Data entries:
┄┄┄┄┄┄┄┄┄┄┄┄┄┄┄┄┄┄┄┄

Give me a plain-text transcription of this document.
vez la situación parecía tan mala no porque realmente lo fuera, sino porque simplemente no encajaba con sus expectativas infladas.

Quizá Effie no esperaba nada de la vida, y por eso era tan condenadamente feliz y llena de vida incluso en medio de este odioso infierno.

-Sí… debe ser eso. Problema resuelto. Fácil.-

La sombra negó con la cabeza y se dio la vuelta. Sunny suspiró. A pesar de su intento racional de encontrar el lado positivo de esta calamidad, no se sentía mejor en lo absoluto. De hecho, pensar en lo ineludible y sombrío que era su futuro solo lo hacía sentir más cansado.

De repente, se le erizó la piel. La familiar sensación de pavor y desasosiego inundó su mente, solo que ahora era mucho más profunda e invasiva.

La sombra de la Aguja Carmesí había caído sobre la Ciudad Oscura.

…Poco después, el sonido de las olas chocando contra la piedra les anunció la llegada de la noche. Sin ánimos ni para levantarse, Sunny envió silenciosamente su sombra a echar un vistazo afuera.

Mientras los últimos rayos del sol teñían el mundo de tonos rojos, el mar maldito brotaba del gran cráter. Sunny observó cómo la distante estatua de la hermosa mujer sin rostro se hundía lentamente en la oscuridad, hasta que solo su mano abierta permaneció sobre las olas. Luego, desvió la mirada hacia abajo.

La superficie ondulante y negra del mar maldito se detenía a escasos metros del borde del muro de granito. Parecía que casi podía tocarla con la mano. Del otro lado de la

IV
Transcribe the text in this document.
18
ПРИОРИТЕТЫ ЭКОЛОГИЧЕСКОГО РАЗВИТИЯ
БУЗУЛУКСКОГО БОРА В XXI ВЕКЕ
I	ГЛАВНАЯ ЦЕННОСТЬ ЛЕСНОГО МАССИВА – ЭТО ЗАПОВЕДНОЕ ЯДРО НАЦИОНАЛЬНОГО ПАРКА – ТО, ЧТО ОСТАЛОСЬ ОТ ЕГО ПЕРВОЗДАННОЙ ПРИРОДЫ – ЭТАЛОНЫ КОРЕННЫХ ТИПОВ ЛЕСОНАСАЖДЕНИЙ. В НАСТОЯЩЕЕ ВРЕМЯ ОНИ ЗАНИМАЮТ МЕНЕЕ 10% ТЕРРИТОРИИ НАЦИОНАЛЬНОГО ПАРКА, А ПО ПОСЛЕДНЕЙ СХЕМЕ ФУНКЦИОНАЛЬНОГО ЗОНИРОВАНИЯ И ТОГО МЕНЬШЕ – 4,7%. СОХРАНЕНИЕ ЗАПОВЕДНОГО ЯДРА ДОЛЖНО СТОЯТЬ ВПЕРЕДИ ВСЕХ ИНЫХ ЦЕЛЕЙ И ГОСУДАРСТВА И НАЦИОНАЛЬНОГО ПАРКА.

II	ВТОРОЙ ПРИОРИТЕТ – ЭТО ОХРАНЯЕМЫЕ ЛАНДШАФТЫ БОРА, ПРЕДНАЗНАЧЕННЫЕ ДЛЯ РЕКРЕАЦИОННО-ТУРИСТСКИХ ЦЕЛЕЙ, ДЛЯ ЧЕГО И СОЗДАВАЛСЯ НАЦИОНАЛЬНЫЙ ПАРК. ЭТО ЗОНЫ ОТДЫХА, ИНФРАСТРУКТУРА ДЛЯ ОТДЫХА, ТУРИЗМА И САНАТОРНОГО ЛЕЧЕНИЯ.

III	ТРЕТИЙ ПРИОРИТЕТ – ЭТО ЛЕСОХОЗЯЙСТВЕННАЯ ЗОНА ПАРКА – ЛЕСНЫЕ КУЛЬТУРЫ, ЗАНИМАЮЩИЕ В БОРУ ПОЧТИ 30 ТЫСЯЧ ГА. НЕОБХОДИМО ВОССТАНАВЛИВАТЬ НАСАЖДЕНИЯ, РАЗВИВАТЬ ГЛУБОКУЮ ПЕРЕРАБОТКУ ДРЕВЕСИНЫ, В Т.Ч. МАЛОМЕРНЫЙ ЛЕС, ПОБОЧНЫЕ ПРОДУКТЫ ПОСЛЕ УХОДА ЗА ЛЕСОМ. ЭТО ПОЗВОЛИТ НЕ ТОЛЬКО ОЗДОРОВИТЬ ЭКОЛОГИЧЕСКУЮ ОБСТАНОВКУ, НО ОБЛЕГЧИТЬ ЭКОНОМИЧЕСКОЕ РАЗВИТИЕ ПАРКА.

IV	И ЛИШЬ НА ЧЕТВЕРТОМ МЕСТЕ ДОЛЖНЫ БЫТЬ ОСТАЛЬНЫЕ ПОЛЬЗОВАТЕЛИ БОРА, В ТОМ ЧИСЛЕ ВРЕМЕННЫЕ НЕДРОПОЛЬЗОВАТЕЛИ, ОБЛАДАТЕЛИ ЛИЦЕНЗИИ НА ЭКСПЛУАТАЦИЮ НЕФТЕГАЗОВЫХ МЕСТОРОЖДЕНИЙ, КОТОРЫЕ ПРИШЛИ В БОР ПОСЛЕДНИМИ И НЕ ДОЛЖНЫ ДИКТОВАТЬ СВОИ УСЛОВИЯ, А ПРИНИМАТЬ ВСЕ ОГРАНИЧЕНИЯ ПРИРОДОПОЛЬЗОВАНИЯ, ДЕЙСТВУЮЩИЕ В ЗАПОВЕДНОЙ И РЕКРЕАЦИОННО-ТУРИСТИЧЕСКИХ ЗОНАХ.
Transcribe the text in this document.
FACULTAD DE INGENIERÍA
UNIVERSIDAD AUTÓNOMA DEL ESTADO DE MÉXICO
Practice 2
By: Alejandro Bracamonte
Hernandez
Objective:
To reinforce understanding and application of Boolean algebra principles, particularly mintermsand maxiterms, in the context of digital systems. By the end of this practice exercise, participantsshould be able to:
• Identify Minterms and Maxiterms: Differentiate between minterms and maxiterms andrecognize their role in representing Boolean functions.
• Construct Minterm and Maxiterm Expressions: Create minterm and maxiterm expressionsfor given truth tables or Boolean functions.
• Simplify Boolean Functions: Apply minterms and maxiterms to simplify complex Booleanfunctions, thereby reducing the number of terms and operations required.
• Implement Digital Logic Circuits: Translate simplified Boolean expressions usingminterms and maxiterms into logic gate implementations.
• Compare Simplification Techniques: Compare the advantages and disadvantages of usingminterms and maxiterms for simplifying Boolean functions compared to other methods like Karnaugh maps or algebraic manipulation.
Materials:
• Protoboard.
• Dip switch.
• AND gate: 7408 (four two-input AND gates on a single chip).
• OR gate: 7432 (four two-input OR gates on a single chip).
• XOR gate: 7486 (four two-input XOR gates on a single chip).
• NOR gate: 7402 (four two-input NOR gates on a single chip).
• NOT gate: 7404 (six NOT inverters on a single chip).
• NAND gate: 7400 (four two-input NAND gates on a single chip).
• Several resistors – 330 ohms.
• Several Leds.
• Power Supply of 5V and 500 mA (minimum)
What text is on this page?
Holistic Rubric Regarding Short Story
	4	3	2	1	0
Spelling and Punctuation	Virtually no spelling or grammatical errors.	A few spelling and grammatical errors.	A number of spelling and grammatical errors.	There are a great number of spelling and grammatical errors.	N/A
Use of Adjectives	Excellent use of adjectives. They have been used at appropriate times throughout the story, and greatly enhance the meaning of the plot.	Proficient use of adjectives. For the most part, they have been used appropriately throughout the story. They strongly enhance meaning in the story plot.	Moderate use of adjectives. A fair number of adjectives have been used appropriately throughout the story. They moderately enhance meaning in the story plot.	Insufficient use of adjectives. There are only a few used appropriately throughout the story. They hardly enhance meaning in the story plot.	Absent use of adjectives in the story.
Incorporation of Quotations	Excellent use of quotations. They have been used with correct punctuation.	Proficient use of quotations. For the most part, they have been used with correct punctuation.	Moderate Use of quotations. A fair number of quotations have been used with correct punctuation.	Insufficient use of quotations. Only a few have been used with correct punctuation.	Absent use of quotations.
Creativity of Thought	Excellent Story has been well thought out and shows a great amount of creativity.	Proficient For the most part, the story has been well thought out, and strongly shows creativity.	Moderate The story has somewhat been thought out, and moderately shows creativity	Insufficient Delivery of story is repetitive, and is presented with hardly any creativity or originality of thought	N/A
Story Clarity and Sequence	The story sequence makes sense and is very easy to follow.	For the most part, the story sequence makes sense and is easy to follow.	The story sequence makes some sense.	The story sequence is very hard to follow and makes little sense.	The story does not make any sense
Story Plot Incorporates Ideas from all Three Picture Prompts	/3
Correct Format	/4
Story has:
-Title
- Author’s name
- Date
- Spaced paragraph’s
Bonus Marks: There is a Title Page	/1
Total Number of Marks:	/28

┄┄┄┄┄┄┄┄┄┄┄┄┄┄┄┄┄┄┄┄

TASK REQUIREMENTS:
Scan the material above. Copy each line where "Title" occurs.

REPLY:
-Title
Bonus Marks: There is a Title Page	/1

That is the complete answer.